**FRAGMENTO DE ORIGEN:**
◆ ◆ ◆ ◆

Prepotencia y mediocridad son
una mala combinación. Quienes al mismo tiempo mandan y sirven al verdadero
poder, el económico, acaban por considerarse a sí mismos, como escribió Tolstoi
(El reino de Dios está en vosotros, 1894), seres superiores que “caen en
un estado de embriaguez de poder y servilismo al mismo tiempo, con lo que
también pierden la conciencia de su responsabilidad”.
“Los responsables policiales
admiten su ‘perplejidad’ ante el fenómeno que de la noche a la mañana ha
emergido en las calles”, leo en La Vanguardia (19 de octubre). Pues menuda
panda de lelos que están al frente de la policía. También los políticos dicen
mostrarse sorprendidos. Otros que tal. Vaya ojos de lince.
A ver. Irrumpieron cual elefante
en cacharrería cuando el referéndum del 1 de octubre de 2017 con una desmedida,
violenta e innecesaria actuación policial. Encarcelaron a los ‘líderes del procés’
y se ensañaron para que todo el mundo tuviera claro que con el Estado no se juega.

◆ ◆ ◆ ◆

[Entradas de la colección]
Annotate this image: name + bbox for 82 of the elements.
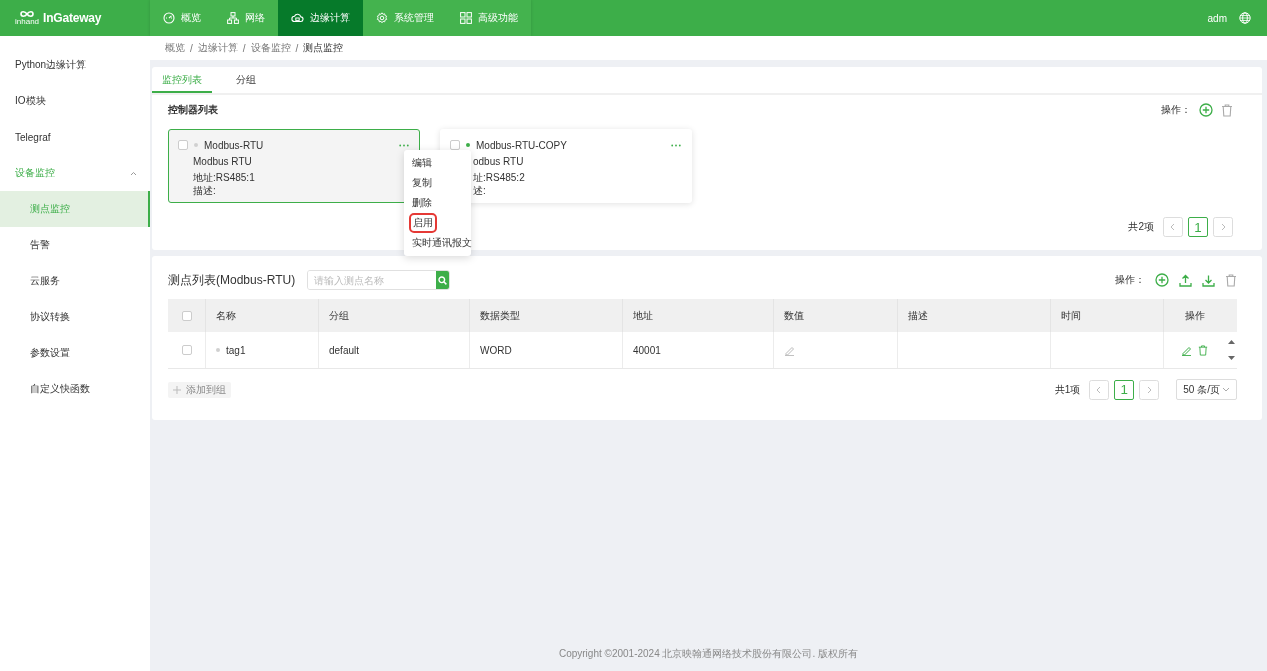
address-text: 地址:RS485:1 xyxy=(193,171,255,184)
sidebar-item[interactable]: 自定义快函数 xyxy=(0,371,150,407)
copyright-text: Copyright ©2001-2024 北京映翰通网络技术股份有限公司. 版权所有 xyxy=(558,648,859,659)
column-header: 数值 xyxy=(773,299,897,332)
more-icon[interactable] xyxy=(399,143,409,147)
tab[interactable]: 分组 xyxy=(226,67,266,93)
checkbox[interactable] xyxy=(178,140,188,150)
description-text: 述: xyxy=(473,184,486,197)
globe-icon[interactable] xyxy=(1239,12,1251,24)
breadcrumb-link[interactable]: 设备监控 xyxy=(250,41,291,55)
menu-item[interactable]: 实时通讯报文 xyxy=(412,236,472,250)
plus-icon xyxy=(173,385,181,394)
logo-icon xyxy=(18,10,36,18)
edit-icon[interactable] xyxy=(1181,344,1192,356)
chevron-down-icon xyxy=(1222,386,1230,393)
scroll-down-icon[interactable] xyxy=(1227,356,1235,360)
description-text: 描述: xyxy=(193,184,216,197)
column-header: 操作 xyxy=(1163,299,1225,332)
operations-label: 操作： xyxy=(1161,103,1191,117)
controller-name: Modbus-RTU-COPY xyxy=(476,139,568,151)
sidebar-item[interactable]: IO模块 xyxy=(0,83,150,119)
add-icon[interactable] xyxy=(1155,273,1169,287)
total-count: 共2项 xyxy=(1128,220,1154,234)
nav-tab[interactable]: 边缘计算 xyxy=(278,0,363,36)
product-name: InGateway xyxy=(43,11,102,25)
delete-icon[interactable] xyxy=(1198,344,1208,356)
cloud-icon xyxy=(291,12,304,24)
page-size-select[interactable]: 50 条/页 xyxy=(1176,379,1237,400)
next-page-icon[interactable] xyxy=(1139,379,1160,400)
next-page-icon[interactable] xyxy=(1213,217,1233,237)
protocol-text: Modbus RTU xyxy=(193,155,252,168)
prev-page-icon[interactable] xyxy=(1089,379,1110,400)
breadcrumb-link[interactable]: 概览 xyxy=(165,41,185,55)
sidebar-item[interactable]: 云服务 xyxy=(0,263,150,299)
breadcrumb-separator: / xyxy=(242,42,246,54)
table-cell: default xyxy=(329,344,360,356)
breadcrumb-separator: / xyxy=(190,42,193,54)
checkbox[interactable] xyxy=(181,310,192,321)
column-header: 分组 xyxy=(318,299,469,332)
table-cell: tag1 xyxy=(226,344,246,356)
total-count: 共1项 xyxy=(1054,382,1081,397)
sidebar-item[interactable]: Python边缘计算 xyxy=(0,47,150,83)
column-header: 数据类型 xyxy=(469,299,622,332)
controller-card[interactable]: Modbus-RTU-COPY odbus RTU 址:RS485:2 述: xyxy=(440,129,692,203)
gauge-icon xyxy=(163,12,175,24)
sidebar-item[interactable]: 告警 xyxy=(0,227,150,263)
delete-icon[interactable] xyxy=(1221,103,1233,117)
sidebar-item[interactable]: Telegraf xyxy=(0,119,150,155)
delete-icon[interactable] xyxy=(1225,273,1237,287)
search-icon xyxy=(438,275,448,285)
prev-page-icon[interactable] xyxy=(1163,217,1183,237)
table-cell: 40001 xyxy=(633,344,661,356)
section-title: 控制器列表 xyxy=(168,103,218,117)
more-icon[interactable] xyxy=(671,143,681,147)
gear-icon xyxy=(376,12,388,24)
breadcrumb-separator: / xyxy=(295,42,299,54)
download-icon[interactable] xyxy=(1202,273,1215,287)
network-icon xyxy=(227,12,239,24)
search-button[interactable] xyxy=(436,271,450,289)
address-text: 址:RS485:2 xyxy=(473,171,525,184)
sidebar-item[interactable]: 参数设置 xyxy=(0,335,150,371)
logo-subtitle: inhand xyxy=(15,18,40,26)
checkbox[interactable] xyxy=(181,345,192,355)
protocol-text: odbus RTU xyxy=(473,155,524,168)
grid-icon xyxy=(460,12,472,24)
edit-icon[interactable] xyxy=(784,344,795,356)
column-header: 时间 xyxy=(1050,299,1163,332)
caret-up-icon xyxy=(130,170,137,176)
breadcrumb-link[interactable]: 边缘计算 xyxy=(197,41,238,55)
add-icon[interactable] xyxy=(1199,103,1213,117)
breadcrumb-current: 测点监控 xyxy=(303,41,344,55)
operations-label: 操作： xyxy=(1115,273,1145,287)
column-header: 名称 xyxy=(205,299,318,332)
column-header: 描述 xyxy=(897,299,1050,332)
section-title: 测点列表(Modbus-RTU) xyxy=(168,271,296,289)
upload-icon[interactable] xyxy=(1179,273,1192,287)
table-cell: WORD xyxy=(480,344,512,356)
menu-item[interactable]: 启用 xyxy=(412,216,434,230)
sidebar-item[interactable]: 协议转换 xyxy=(0,299,150,335)
column-header: 地址 xyxy=(622,299,773,332)
scroll-up-icon[interactable] xyxy=(1227,340,1235,344)
controller-name: Modbus-RTU xyxy=(204,139,265,151)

◆ ◆ ◆ ◆

**TAREAS:**
1. ¿Qué periódico y qué fecha cita el fragmento sobre el procés al hablar de la "perplejidad" de los responsables policiales?
2. Duplica del fragmento sobre el procés el tramo entre "Prepotencia y mediocridad" y "ojos de lince.", ambos incluidos.
3. Prosigue el fragmento sobre el procés desde donde se detiene, escribiendo la parte que vendría a continuación.

**RESPUESTAS:**
1. La Vanguardia, del 19 de octubre.

2.
Prepotencia y mediocridad son
una mala combinación. Quienes al mismo tiempo mandan y sirven al verdadero
poder, el económico, acaban por considerarse a sí mismos, como escribió Tolstoi
(El reino de Dios está en vosotros, 1894), seres superiores que “caen en
un estado de embriaguez de poder y servilismo al mismo tiempo, con lo que
también pierden la conciencia de su responsabilidad”.
“Los responsables policiales
admiten su ‘perplejidad’ ante el fenómeno que de la noche a la mañana ha
emergido en las calles”, leo en La Vanguardia (19 de octubre). Pues menuda
panda de lelos que están al frente de la policía. También los políticos dicen
mostrarse sorprendidos. Otros que tal. Vaya ojos de lince.

3.
Que sepa a quien se le ocurra cuestionar su mantra que sobre él caerá todo el
peso de la ley. ¿Qué digo peso?, una descomunal maza. De acuerdo con su aviesa
lógica, les juzgaron y les impusieron unas penas que el rotativo The
Guardian tildó de “draconianas” y calificó de “vergüenza para España” (14
de octubre). Y para rematar la faena cometieron (¿intencionadamente?) la
torpeza (o la destreza, vete a saber) de hacer pública la condena un 14 de
octubre (el 14 de octubre de 1940 el presidente de la Generalitat, Lluís
Companys, fue condenado a muerte por un consejo de guerra de los militares
franquistas, siendo fusilado al alba del día siguiente). ¡Claro que sí! Pa’
chulo, chulo mi pirulo.
Y es que como tengan que salirse
lo más mínimo del guión sus esquemas mentales se hacen añicos. Este es el único
mundo posible, la única forma de organización social factible. Nada puede
existir fuera de ellos. Su cerebro no da para más, demasiados años de
adocenamiento continuado (voluntario).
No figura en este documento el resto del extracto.